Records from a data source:
────────────────────────────────────────

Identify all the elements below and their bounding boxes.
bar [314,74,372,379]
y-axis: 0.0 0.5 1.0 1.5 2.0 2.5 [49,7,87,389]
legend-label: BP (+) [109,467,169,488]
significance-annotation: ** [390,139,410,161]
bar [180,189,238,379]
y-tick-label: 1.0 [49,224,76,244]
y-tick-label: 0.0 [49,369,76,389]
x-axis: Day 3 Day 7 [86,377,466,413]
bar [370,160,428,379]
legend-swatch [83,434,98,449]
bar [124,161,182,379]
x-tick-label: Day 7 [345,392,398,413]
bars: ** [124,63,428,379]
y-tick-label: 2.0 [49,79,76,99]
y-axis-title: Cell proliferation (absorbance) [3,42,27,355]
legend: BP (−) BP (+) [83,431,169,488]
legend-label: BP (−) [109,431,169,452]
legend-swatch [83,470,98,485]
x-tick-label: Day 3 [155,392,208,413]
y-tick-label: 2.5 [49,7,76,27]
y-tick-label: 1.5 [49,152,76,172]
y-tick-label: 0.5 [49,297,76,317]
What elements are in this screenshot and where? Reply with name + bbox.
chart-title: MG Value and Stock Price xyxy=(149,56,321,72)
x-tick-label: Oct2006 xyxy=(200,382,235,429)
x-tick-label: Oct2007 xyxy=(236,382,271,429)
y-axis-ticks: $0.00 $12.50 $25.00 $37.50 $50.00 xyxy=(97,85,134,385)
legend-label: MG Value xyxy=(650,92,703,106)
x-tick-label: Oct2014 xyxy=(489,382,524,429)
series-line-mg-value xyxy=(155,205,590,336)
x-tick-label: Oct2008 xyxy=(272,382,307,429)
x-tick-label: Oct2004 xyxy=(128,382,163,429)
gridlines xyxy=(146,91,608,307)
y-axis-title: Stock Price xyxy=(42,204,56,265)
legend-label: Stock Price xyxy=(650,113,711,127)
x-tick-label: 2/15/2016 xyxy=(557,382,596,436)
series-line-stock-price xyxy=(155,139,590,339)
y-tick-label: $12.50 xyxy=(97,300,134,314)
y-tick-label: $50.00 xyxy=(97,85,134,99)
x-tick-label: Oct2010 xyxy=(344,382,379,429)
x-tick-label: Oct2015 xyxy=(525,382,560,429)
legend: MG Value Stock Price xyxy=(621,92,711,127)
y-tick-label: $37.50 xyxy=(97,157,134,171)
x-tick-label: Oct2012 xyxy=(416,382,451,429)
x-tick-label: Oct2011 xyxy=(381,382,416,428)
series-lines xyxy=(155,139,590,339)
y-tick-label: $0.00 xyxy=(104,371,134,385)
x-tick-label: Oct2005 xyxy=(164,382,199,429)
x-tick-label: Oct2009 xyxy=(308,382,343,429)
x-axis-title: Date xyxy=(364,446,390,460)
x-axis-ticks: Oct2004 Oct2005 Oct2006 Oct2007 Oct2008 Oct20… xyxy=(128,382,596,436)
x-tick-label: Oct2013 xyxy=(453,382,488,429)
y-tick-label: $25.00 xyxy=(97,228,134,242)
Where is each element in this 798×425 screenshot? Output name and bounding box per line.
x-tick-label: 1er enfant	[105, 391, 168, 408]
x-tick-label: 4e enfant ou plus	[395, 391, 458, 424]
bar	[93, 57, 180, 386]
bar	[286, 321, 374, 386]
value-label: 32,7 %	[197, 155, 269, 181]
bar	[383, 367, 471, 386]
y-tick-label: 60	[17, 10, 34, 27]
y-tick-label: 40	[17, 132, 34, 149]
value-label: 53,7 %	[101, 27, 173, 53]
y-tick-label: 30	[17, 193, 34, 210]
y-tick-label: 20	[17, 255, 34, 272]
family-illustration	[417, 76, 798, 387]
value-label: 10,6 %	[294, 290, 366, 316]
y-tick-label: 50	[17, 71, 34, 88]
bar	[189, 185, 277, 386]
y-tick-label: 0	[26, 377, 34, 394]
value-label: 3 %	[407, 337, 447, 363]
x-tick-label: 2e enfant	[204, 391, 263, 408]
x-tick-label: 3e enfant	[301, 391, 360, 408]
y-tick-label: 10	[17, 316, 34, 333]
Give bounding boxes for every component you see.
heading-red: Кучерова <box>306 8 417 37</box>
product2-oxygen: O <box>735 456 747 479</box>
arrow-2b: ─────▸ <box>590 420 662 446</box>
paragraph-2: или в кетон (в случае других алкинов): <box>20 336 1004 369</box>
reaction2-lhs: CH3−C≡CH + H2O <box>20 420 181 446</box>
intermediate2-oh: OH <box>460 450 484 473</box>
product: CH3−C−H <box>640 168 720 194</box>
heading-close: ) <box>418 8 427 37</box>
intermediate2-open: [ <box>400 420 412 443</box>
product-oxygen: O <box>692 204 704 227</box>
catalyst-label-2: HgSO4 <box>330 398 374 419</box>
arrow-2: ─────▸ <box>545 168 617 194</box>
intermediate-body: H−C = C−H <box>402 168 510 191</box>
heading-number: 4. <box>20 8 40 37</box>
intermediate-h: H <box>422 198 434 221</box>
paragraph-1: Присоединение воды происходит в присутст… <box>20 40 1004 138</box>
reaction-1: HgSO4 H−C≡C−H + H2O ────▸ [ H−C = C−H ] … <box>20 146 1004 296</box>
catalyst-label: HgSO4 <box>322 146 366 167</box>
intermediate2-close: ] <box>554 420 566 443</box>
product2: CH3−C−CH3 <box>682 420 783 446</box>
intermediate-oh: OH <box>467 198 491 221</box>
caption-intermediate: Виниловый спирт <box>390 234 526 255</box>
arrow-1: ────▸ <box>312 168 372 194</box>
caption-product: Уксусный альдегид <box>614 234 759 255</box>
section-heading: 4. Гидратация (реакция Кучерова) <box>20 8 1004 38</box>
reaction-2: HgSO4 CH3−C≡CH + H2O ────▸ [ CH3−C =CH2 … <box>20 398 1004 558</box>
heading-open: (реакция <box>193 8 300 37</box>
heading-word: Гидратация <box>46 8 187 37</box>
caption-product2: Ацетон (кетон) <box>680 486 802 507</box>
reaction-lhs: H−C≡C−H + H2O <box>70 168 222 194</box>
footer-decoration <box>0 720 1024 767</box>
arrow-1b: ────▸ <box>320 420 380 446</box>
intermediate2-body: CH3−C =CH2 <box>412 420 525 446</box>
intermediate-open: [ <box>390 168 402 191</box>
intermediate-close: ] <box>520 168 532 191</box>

────────────────────────────────────────

## [WHAT IS ASKED]
Edit the lines from the very first one through the line containing "bar [370,160,428,379]" by replacing "y-tick-label" with "y-axis-label", keeping everything else unchanged.

## [OUTPUT FOR THIS TASK]
Identify all the elements below and their bounding boxes.
bar [314,74,372,379]
y-axis: 0.0 0.5 1.0 1.5 2.0 2.5 [49,7,87,389]
legend-label: BP (+) [109,467,169,488]
significance-annotation: ** [390,139,410,161]
bar [180,189,238,379]
y-axis-label: 1.0 [49,224,76,244]
y-axis-label: 0.0 [49,369,76,389]
x-axis: Day 3 Day 7 [86,377,466,413]
bar [370,160,428,379]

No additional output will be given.